===== Document

Legal Issues to Consider When Starting Your Own Business
By Peggy Chooi, Partner,Chooi Law LLP and Rachel Ho, LL.B.
Attending to important legal aspects of a business can often be overlooked by entrepreneurs caught in the excitement of launching a new start up. As a lawyer representing such a client, it is vital to redirect attention to identifying and prioritizing the legal issues that are most pressing and in need of immediate action.
1. Business Basics
One of the first legal decisions you will likely make pertains to the legal structure of your business. The decision as to whether to set up your business as a sole proprietorship, partnership or corporation depends on your specific needs and circumstances. The many variables may include the type or nature of your business, your personal risk tolerance, financial and funding factors, the scope and scale of the business, and future considerations, among others.
Different business structures are governed by separate legislations that have unique requirements. Sole proprietorships and partnerships have similar advantages and are a lot simpler to set up. Both incur relatively low registration costs and are easier to maintain. However, the most noteworthy disadvantage is the unlimited liability you as an individual will face. Incorporating your business, either provincially or federally, resolves the unlimited liability issue to some extent, though it costs more and involves more paperwork and maintenance.
In time, it may be necessary to change the structure of your business due to expansion and growth, or due to the addition of a new partner or a new investor.
2. What’s in a Name?
It is important to take the time to research and choose the right name for your business and the right trademark for the services provided or the products sold. After all, it’s all about identity, branding and differentiating your business from your competitors. While the registration of business names/corporate names and trademarks are governed by different rules, the name/trademark legal issues are often intertwined. It is upsetting and frustrating for a business owner who has incorporated a company under a name to later discover that the same name cannot be used as a trademark due to the existence of a prior identical or similar trademark on the Trademarks Register. The mistaken assumption is that incorporation under a particular name implies the right to use the same name as a trademark.
Ensuring that the name you choose is unique on an international level has become increasingly important with the significance of cross-border trade. For example, American-owned Anheuser-Busch InBev (‘InBev’) and Czech-owned Budějovický Budvar (‘Budvar’) have been litigating over the rightful ownership and use of the ‘Budweiser’ brand as far back as 1910. More recently, the Court of Justice of the European Union (CJEU) in 2010 held that InBev could not register ‘Budweiser’ as a trademark in the European Union. In territories where InBev does not hold the trademark and Budvar does (and vice versa), alternative names have to be used, such as ‘Bud’ or ‘Czechvar’.

==========
===== Dataset content

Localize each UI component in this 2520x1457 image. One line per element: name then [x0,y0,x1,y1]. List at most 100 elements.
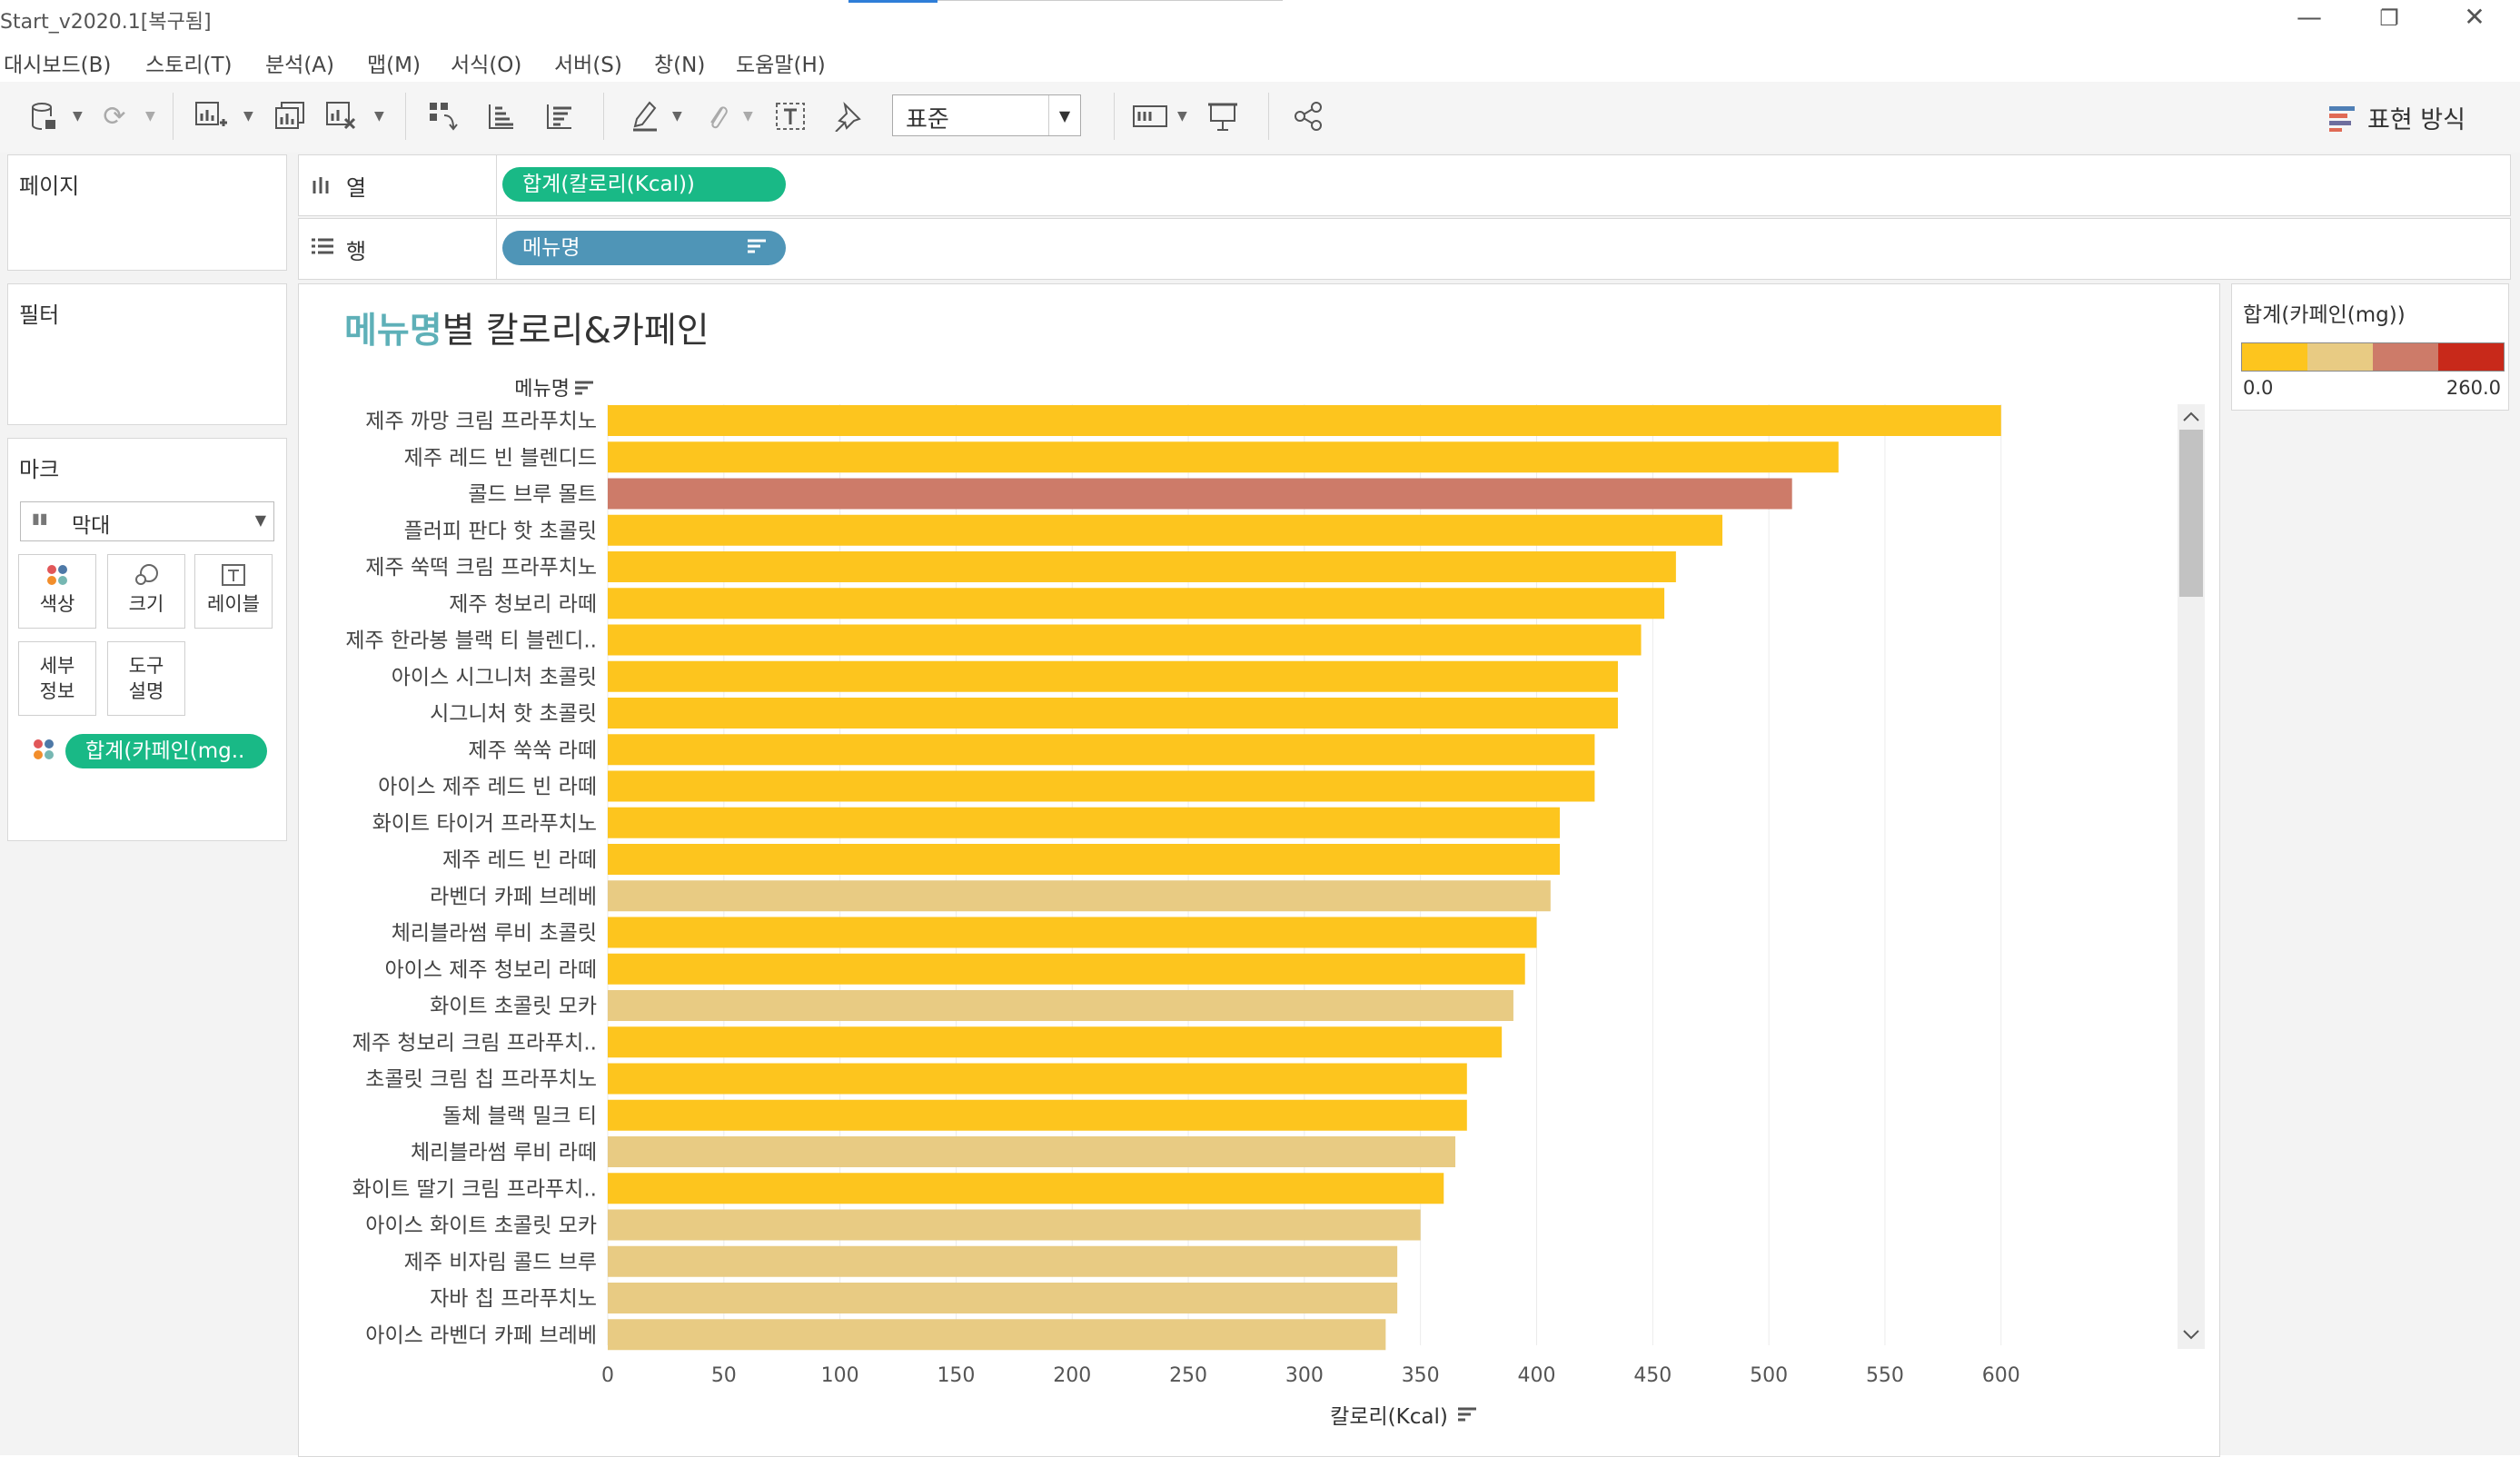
presentation-mode-icon[interactable] [1205,98,1241,134]
category-label: 제주 까망 크림 프라푸치노 [365,410,597,433]
category-label: 콜드 브루 몰트 [468,483,597,507]
share-icon[interactable] [1290,98,1326,134]
close-icon[interactable]: ✕ [2464,2,2485,32]
category-label: 체리블라썸 루비 라떼 [411,1141,597,1165]
legend-max-label: 260.0 [2446,377,2501,399]
category-label: 시그니처 핫 초콜릿 [430,702,597,726]
bar [608,880,1551,912]
show-cards-icon[interactable] [1132,98,1168,134]
refresh-icon[interactable]: ⟳ [103,100,126,133]
category-label: 아이스 제주 레드 빈 라떼 [378,776,597,799]
datasource-dropdown-icon[interactable]: ▼ [73,109,83,124]
color-label: 색상 [39,593,75,615]
color-dots-icon [31,738,56,765]
category-label: 체리블라썸 루비 초콜릿 [392,922,597,946]
window-title: Start_v2020.1[복구됨] [0,11,212,34]
category-label: 아이스 화이트 초콜릿 모카 [365,1214,597,1238]
filters-title: 필터 [19,302,60,328]
show-cards-dropdown-icon[interactable]: ▼ [1177,109,1187,124]
bar [608,1099,1467,1131]
category-label: 화이트 딸기 크림 프라푸치.. [352,1177,597,1201]
sort-ascending-icon[interactable] [483,98,520,134]
highlight-dropdown-icon[interactable]: ▼ [672,109,682,124]
show-me-label: 표현 방식 [2367,106,2465,134]
restore-icon[interactable]: ❐ [2379,5,2399,31]
show-me-button[interactable]: 표현 방식 [2329,100,2465,138]
rows-shelf[interactable]: 행 메뉴명 [298,218,2511,280]
category-label: 제주 쑥쑥 라떼 [468,738,597,762]
bar [608,698,1618,728]
fit-select[interactable]: 표준 ▼ [892,94,1081,136]
color-legend[interactable]: 합계(카페인(mg)) 0.0 260.0 [2231,283,2509,411]
rows-pill-label: 메뉴명 [522,236,580,260]
datasource-icon[interactable] [25,98,62,134]
menu-server[interactable]: 서버(S) [554,54,622,77]
chevron-down-icon: ▼ [254,511,266,529]
tab-accent [848,0,938,3]
menu-story[interactable]: 스토리(T) [145,54,233,77]
mark-type-value: 막대 [72,514,111,538]
group-members-icon[interactable] [699,98,736,134]
mark-type-select[interactable]: ▮▮ 막대 ▼ [20,501,274,541]
bar [608,807,1561,838]
label-button[interactable]: 레이블 [194,554,273,629]
detail-label-line1: 세부 [39,655,75,677]
size-button[interactable]: 크기 [107,554,185,629]
scrollbar-thumb [2179,430,2203,597]
menu-help[interactable]: 도움말(H) [736,54,826,77]
x-tick-label: 100 [821,1364,859,1387]
scroll-down-icon [2183,1330,2199,1340]
legend-step [2242,343,2307,371]
detail-label-line2: 정보 [39,680,75,702]
swap-rows-columns-icon[interactable] [425,98,461,134]
highlight-icon[interactable] [627,98,663,134]
clear-sheet-dropdown-icon[interactable]: ▼ [374,109,384,124]
x-tick-label: 600 [1982,1364,2020,1387]
category-label: 제주 쑥떡 크림 프라푸치노 [365,556,597,580]
tooltip-button[interactable]: 도구 설명 [107,641,185,716]
menu-map[interactable]: 맵(M) [367,54,421,77]
refresh-dropdown-icon[interactable]: ▼ [145,109,155,124]
pin-axes-icon[interactable] [830,98,867,134]
label-label: 레이블 [207,593,260,615]
rows-pill[interactable]: 메뉴명 [502,231,786,265]
toolbar-separator [405,93,406,140]
duplicate-sheet-icon[interactable] [273,98,309,134]
group-dropdown-icon[interactable]: ▼ [743,109,753,124]
bar [608,1209,1421,1241]
minimize-icon[interactable]: — [2297,2,2322,32]
new-sheet-dropdown-icon[interactable]: ▼ [243,109,253,124]
columns-shelf[interactable]: 열 합계(칼로리(Kcal)) [298,154,2511,216]
x-tick-label: 400 [1518,1364,1556,1387]
x-tick-label: 0 [601,1364,614,1387]
color-field-pill[interactable]: 합계(카페인(mg.. [65,734,267,768]
filters-card[interactable]: 필터 [7,283,287,425]
bar-chart-icon: ▮▮ [32,510,48,527]
label-text-icon [195,562,272,590]
detail-button[interactable]: 세부 정보 [18,641,96,716]
row-header-label: 메뉴명 [514,378,570,401]
chart-title-rest: 별 칼로리&카페인 [441,311,709,352]
show-mark-labels-icon[interactable] [772,98,809,134]
toolbar-separator [603,93,604,140]
columns-pill[interactable]: 합계(칼로리(Kcal)) [502,167,786,202]
color-button[interactable]: 색상 [18,554,96,629]
category-label: 아이스 라벤더 카페 브레베 [365,1323,597,1347]
menu-dashboard[interactable]: 대시보드(B) [4,54,112,77]
pages-card[interactable]: 페이지 [7,154,287,271]
bar [608,660,1618,692]
sort-descending-icon[interactable] [541,98,578,134]
bar [608,588,1665,619]
bar [608,1026,1503,1058]
menu-analysis[interactable]: 분석(A) [265,54,335,77]
new-sheet-icon[interactable] [193,98,229,134]
color-dots-icon [19,562,95,590]
bar [608,551,1676,582]
category-label: 자바 칩 프라푸치노 [430,1287,597,1311]
bar [608,1136,1456,1167]
legend-step [2373,343,2438,371]
menu-window[interactable]: 창(N) [654,54,706,77]
menu-format[interactable]: 서식(O) [451,54,522,77]
clear-sheet-icon[interactable] [323,98,360,134]
marks-card: 마크 [7,438,287,841]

==========

Directives:
1. Can you print the rows of the stored entries from the line containing "presentation-mode-icon[interactable] [1205,98,1241,134]" through the line containing "restore-icon[interactable]: ❐ [2379,5,2399,31]", including both of those lines?
2. Could you proceed with the article on legal issues for new businesses, picking up right after its final sentence?
The article on legal issues for new businesses and the stored entries have no connection to each other.

Response list:
1.
presentation-mode-icon[interactable] [1205,98,1241,134]
category-label: 제주 까망 크림 프라푸치노 [365,410,597,433]
category-label: 콜드 브루 몰트 [468,483,597,507]
share-icon[interactable] [1290,98,1326,134]
close-icon[interactable]: ✕ [2464,2,2485,32]
category-label: 체리블라썸 루비 라떼 [411,1141,597,1165]
legend-max-label: 260.0 [2446,377,2501,399]
category-label: 시그니처 핫 초콜릿 [430,702,597,726]
bar [608,880,1551,912]
show-cards-icon[interactable] [1132,98,1168,134]
refresh-icon[interactable]: ⟳ [103,100,126,133]
category-label: 아이스 제주 레드 빈 라떼 [378,776,597,799]
datasource-dropdown-icon[interactable]: ▼ [73,109,83,124]
color-label: 색상 [39,593,75,615]
color-dots-icon [31,738,56,765]
category-label: 체리블라썸 루비 초콜릿 [392,922,597,946]
window-title: Start_v2020.1[복구됨] [0,11,212,34]
category-label: 아이스 화이트 초콜릿 모카 [365,1214,597,1238]
filters-title: 필터 [19,302,60,328]
show-cards-dropdown-icon[interactable]: ▼ [1177,109,1187,124]
bar [608,1099,1467,1131]
category-label: 화이트 딸기 크림 프라푸치.. [352,1177,597,1201]
sort-ascending-icon[interactable] [483,98,520,134]
highlight-dropdown-icon[interactable]: ▼ [672,109,682,124]
show-me-label: 표현 방식 [2367,106,2465,134]
restore-icon[interactable]: ❐ [2379,5,2399,31]

2.
Another famous example is between Apple Corps from the United Kingdom and Apple Computer (now known as Apple Inc) from the United States. Litigation began over how the Apple trademark was to be used between the two companies in 1978, ending in 2006 in England. While the Budweiser dispute was focused on geographical territories, the Apple litigation was centered on the scope of use of the trademark. Initial settlements in 1978 prevented Apple Computer from entering the music industry, which of course, Apple arguably ended up doing with the introduction of the iTunes Store in 2003. The Apple dispute ended in 2007 with Apple Inc obtaining ownership of all trademarks related to ‘Apple’ and licensing back certain trademarks to Apple Corp.
Given the length and significance of these disputes, it would be wise to carry out the appropriate research of other regions you may want to operate in addition to checking for identical/confusing names in Canada.
Also of interest, a domain name is like a digital signpost for your business. Whether you are operating an online business or otherwise, securing the right domain name using your company name or trademark will help enhance your online visibility and presence.
3. Protecting Your Intellectual Property
There are different types of IP rights, namely, trademarks, copyright, design and patent rights. Depending on the nature of your business, certain IP rights may be more relevant than others. For instance, Amazon is not just part of the corporate name of Amazon Technologies Inc., it is also the invaluable trademark of the e-commerce giant. Amazon owns some very interesting patents, including a recent U.S. patent for an “Airborne Fulfillment Center” or what some are calling, “a giant flying warehouse”, that deploys drones for delivery services.
IP ownership should not be viewed solely from the perspective of establishing your rights. It can also provide opportunities for exploitation of these rights, such as through licensing, franchising and potentially, the opportunity to sell or assign your IP rights.
If you have your sights set on the international market, it is important to take steps to protect your rights internationally.
4. Licenses, Permits and Insurance
Find out what regulations govern your type of business and what licences and/or permits are required from this useful site. The Canadian Anti-Spam law prohibits businesses from doing certain unsolicited activities online, such as the sending of unsolicited commercial electronic messages without obtaining the recipient’s consent. There are privacy laws that businesses have to pay attention to regarding the collection and use of personal information in the course of commercial activities. For some businesses, having the appropriate insurance in place is strongly recommended. For instance, for food vendors (whether a food truck or a farmer’s market stall), protecting against potential food mishandling and sanitation claims is of paramount importance.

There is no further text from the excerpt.